> [Data shown]
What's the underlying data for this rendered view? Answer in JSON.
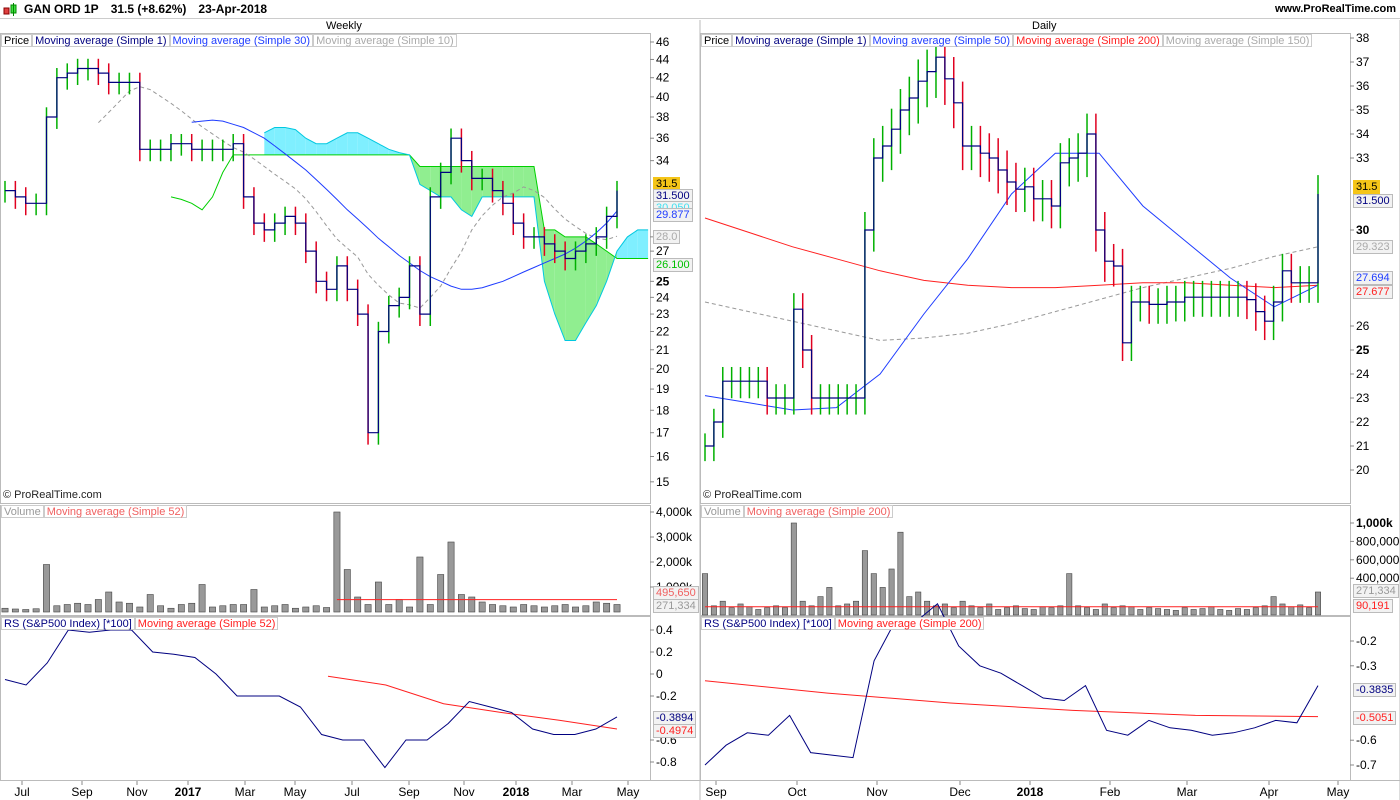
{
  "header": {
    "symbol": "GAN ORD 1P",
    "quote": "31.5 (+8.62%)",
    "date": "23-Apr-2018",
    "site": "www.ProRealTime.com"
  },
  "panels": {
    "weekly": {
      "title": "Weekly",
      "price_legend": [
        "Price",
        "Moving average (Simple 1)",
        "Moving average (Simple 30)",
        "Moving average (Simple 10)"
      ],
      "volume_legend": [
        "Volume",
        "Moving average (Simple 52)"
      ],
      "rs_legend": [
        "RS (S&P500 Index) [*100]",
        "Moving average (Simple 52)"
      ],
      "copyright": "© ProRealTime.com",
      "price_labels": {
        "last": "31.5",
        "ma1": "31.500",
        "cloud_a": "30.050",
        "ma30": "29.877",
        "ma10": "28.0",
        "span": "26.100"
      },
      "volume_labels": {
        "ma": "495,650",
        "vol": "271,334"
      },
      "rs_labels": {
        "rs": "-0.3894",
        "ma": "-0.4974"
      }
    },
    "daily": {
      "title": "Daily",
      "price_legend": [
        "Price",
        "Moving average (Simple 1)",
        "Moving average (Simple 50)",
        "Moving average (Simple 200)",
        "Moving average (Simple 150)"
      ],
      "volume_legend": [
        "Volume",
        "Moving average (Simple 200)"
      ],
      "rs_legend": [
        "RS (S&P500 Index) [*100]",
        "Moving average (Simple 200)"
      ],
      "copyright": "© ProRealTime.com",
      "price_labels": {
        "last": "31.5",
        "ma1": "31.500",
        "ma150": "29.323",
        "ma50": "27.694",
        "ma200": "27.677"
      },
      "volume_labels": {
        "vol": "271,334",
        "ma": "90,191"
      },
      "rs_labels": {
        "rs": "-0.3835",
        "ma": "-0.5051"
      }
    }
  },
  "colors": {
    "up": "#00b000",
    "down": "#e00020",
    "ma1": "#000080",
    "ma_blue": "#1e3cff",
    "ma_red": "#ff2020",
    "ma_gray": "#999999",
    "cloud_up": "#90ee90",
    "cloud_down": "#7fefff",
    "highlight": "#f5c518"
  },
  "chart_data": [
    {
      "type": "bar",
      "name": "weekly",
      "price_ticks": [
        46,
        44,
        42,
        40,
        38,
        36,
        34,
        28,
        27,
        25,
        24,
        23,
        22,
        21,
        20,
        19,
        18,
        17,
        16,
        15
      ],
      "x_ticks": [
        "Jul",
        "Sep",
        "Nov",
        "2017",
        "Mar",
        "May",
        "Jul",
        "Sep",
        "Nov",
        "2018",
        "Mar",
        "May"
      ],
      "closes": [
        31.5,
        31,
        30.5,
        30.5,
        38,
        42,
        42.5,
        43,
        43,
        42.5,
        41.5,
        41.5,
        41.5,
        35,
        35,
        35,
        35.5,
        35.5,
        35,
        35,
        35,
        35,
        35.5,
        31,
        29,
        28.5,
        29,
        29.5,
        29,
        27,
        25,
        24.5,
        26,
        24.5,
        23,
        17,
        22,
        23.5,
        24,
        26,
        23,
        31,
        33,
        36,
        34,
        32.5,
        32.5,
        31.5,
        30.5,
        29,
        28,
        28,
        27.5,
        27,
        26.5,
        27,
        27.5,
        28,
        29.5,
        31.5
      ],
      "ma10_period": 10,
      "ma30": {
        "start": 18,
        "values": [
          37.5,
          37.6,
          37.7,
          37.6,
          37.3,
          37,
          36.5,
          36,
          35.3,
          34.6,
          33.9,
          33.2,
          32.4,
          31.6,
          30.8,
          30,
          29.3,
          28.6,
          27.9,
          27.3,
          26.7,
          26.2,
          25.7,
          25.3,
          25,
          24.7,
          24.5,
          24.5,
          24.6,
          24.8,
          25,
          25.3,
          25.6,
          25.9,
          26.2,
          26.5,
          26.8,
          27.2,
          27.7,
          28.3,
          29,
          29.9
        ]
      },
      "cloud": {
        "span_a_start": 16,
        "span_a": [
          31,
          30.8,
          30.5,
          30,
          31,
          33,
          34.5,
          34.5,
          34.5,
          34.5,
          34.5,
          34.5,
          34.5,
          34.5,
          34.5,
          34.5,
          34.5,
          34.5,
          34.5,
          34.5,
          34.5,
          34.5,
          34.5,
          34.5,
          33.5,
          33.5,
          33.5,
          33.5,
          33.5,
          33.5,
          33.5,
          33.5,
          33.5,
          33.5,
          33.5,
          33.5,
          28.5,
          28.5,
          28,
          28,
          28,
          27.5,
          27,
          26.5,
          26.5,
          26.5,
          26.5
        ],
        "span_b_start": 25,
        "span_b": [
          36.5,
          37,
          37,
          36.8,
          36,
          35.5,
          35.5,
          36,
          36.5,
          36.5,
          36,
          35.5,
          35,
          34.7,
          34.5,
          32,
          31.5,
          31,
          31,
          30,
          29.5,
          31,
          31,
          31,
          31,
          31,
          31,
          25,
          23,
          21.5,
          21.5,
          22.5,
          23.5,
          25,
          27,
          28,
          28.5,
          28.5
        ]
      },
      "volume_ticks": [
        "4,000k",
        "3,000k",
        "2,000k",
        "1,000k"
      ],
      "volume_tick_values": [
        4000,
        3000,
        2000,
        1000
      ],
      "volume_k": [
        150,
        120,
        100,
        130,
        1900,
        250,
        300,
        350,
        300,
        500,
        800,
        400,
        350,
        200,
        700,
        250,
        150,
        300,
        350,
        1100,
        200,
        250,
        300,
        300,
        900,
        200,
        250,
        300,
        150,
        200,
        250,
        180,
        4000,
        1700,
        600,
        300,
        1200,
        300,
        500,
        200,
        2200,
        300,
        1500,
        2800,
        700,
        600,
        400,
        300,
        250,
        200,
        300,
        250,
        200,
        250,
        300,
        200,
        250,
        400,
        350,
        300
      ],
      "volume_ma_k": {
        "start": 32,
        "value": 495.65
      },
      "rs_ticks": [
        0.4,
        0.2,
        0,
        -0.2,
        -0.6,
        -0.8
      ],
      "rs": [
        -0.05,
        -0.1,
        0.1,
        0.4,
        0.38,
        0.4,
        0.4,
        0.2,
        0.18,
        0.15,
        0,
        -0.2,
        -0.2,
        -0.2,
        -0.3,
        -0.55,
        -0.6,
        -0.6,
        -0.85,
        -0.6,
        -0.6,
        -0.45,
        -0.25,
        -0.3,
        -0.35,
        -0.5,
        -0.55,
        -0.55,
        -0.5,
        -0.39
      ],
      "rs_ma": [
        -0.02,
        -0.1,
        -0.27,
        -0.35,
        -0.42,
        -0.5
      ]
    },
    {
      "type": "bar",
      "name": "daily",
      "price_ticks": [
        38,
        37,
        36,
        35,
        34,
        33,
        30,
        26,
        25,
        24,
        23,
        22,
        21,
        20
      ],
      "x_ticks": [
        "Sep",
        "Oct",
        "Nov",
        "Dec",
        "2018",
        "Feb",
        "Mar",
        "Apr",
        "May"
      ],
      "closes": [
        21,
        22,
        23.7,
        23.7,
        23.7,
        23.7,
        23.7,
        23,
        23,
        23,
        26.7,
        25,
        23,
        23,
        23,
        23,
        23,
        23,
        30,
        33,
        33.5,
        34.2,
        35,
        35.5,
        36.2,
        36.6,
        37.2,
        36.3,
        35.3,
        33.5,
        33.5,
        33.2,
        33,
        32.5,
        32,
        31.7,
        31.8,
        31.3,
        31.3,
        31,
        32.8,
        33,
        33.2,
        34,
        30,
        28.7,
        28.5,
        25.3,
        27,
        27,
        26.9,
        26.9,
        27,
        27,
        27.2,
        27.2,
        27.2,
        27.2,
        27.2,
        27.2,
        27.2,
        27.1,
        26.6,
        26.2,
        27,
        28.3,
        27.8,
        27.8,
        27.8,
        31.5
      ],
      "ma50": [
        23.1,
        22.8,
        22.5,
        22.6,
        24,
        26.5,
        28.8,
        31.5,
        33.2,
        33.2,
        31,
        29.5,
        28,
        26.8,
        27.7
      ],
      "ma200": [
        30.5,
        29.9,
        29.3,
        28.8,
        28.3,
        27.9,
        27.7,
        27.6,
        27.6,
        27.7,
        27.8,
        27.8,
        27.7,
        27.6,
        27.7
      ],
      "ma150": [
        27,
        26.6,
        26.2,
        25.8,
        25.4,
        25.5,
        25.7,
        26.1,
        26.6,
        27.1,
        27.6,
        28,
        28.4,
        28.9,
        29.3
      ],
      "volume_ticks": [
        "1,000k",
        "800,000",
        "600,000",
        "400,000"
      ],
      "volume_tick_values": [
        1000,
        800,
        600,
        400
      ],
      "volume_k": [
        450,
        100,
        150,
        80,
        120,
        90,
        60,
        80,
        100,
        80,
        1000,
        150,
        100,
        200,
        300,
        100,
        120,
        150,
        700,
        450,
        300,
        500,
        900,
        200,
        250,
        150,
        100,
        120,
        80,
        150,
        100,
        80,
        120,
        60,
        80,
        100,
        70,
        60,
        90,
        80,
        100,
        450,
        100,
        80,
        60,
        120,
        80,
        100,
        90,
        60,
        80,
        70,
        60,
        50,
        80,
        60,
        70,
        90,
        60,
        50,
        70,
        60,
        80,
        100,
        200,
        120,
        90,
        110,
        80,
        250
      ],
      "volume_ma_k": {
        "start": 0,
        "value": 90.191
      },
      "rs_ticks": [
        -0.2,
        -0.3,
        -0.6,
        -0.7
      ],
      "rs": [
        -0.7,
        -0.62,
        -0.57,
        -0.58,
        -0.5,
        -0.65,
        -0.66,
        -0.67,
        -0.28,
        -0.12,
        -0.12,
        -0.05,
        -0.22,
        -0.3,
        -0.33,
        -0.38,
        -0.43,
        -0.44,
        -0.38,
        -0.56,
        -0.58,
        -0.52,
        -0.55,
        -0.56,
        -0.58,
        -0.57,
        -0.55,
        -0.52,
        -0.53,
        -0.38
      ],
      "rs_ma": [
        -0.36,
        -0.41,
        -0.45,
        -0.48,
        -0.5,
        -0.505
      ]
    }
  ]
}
...
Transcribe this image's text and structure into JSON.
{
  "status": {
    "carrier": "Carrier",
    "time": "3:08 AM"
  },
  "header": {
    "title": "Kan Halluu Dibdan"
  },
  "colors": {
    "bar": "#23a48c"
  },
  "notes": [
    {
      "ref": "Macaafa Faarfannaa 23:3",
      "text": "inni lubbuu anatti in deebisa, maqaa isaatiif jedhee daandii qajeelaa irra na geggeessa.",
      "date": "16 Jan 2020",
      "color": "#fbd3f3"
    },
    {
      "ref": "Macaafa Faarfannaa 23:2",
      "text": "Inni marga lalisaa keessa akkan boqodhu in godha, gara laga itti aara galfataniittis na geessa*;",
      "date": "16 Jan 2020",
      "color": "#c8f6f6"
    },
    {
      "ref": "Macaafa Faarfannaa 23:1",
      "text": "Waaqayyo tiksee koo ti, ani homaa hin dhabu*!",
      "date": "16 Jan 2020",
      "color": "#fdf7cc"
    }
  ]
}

> [Given task] Looking at the entries above, state how many lines contain "Macaafa"; give the number alone.

> [Task answer] 3